Dataset rows

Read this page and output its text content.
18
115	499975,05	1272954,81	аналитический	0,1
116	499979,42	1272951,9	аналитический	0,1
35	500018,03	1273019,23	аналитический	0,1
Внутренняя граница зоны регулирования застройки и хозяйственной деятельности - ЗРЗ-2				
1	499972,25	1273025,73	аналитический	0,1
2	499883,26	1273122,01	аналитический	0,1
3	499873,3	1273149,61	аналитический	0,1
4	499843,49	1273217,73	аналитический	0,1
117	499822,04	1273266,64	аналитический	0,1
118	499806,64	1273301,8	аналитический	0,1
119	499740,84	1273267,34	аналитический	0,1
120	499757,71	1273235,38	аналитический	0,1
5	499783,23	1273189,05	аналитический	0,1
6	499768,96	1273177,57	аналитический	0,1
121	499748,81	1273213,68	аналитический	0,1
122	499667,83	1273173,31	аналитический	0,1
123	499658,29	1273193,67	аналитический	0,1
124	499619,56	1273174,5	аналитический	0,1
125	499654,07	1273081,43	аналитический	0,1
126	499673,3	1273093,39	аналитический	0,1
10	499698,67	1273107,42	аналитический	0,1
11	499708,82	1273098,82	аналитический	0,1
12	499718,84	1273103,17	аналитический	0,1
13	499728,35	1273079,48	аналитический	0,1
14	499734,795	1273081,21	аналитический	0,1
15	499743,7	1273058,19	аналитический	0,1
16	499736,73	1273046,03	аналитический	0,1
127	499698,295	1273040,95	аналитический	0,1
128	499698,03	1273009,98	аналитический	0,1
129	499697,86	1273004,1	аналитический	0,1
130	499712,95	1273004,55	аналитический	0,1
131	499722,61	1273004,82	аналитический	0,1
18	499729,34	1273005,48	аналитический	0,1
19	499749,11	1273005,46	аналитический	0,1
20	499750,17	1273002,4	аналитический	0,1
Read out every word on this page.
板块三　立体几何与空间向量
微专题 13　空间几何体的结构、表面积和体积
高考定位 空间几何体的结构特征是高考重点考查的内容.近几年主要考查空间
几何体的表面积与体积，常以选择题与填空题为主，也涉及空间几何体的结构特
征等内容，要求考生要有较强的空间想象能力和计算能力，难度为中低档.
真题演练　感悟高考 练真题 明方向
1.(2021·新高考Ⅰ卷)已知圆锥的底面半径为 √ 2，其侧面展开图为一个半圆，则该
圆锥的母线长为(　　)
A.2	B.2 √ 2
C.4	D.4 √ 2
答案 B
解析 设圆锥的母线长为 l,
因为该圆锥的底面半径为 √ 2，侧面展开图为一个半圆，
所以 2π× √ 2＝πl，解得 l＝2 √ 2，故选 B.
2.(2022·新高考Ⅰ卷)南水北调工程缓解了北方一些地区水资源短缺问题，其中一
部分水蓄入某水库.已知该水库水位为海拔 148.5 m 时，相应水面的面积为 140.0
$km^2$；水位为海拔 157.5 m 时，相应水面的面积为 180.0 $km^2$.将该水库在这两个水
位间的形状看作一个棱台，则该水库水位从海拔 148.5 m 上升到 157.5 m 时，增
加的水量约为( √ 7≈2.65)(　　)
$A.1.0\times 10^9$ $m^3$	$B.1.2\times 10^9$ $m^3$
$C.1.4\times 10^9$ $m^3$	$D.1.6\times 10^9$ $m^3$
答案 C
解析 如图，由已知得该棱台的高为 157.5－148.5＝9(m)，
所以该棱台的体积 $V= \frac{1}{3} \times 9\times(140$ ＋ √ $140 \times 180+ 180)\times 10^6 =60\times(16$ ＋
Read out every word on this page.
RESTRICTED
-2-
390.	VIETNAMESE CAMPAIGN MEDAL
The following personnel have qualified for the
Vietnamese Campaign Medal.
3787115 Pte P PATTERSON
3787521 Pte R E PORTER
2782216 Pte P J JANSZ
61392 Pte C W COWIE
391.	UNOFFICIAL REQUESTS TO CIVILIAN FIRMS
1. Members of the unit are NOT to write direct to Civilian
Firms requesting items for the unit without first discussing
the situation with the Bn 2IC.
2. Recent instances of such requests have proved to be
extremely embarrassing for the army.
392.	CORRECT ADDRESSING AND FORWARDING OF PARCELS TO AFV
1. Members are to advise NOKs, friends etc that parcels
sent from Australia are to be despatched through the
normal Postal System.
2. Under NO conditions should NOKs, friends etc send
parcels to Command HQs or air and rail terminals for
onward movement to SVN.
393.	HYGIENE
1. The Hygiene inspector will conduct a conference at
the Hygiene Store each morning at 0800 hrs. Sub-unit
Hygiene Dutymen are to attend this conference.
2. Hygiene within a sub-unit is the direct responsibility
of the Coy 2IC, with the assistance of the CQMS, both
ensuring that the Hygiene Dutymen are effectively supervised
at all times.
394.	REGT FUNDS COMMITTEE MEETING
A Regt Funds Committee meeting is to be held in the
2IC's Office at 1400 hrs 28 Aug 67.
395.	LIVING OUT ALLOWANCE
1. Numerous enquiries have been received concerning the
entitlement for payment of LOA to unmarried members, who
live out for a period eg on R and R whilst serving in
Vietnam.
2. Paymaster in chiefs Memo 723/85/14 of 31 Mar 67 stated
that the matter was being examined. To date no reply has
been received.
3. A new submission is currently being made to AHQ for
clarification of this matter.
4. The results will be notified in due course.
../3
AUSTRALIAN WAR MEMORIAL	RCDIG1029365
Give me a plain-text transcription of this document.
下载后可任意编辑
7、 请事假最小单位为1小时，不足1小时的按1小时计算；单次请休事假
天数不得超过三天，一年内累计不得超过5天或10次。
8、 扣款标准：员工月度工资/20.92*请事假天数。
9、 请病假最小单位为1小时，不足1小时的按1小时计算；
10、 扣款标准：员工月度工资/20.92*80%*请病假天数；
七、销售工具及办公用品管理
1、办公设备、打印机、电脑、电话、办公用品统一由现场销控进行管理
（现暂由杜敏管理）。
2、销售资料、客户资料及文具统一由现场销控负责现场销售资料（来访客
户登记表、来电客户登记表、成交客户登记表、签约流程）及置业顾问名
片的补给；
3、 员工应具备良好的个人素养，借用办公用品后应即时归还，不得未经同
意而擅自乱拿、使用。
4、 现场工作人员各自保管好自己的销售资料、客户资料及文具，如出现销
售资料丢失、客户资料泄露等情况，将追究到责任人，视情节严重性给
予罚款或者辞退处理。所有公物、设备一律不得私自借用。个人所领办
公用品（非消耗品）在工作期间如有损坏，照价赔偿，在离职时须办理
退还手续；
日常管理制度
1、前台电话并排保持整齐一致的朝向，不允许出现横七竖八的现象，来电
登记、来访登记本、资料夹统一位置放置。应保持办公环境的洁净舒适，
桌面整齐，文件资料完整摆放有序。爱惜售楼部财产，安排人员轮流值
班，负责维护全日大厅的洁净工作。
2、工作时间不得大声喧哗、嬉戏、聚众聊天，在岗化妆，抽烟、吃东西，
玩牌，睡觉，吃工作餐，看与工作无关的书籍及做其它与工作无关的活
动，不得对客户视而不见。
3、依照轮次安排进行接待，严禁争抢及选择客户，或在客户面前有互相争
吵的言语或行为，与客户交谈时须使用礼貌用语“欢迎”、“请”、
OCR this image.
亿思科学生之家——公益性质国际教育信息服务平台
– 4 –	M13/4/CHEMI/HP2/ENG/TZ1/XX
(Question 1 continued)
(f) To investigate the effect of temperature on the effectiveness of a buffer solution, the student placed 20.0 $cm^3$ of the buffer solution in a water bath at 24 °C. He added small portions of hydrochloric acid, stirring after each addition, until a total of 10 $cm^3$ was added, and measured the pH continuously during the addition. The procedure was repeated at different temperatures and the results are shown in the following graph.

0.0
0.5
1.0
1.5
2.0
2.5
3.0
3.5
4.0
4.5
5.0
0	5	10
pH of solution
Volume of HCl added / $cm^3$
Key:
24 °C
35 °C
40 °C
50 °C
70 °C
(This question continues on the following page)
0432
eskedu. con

### GOAL
Of all the lines above, how many contain the word "Dutymen"? Answer with only the number.

### WRITTEN RESPONSE
2